===== Data entries =====

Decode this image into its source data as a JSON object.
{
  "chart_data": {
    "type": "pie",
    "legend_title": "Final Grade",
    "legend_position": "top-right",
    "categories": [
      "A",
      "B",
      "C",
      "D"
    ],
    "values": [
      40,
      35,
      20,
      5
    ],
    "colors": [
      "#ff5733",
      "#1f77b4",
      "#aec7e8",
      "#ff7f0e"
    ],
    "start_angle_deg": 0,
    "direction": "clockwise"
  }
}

=====

What is being asked | Quote every entry exactly.

In response |
Decode this image into its source data as a JSON object.
{
  "chart_data": {
    "type": "pie",
    "legend_title": "Final Grade",
    "legend_position": "top-right",
    "categories": [
      "A",
      "B",
      "C",
      "D"
    ],
    "values": [
      40,
      35,
      20,
      5
    ],
    "colors": [
      "#ff5733",
      "#1f77b4",
      "#aec7e8",
      "#ff7f0e"
    ],
    "start_angle_deg": 0,
    "direction": "clockwise"
  }
}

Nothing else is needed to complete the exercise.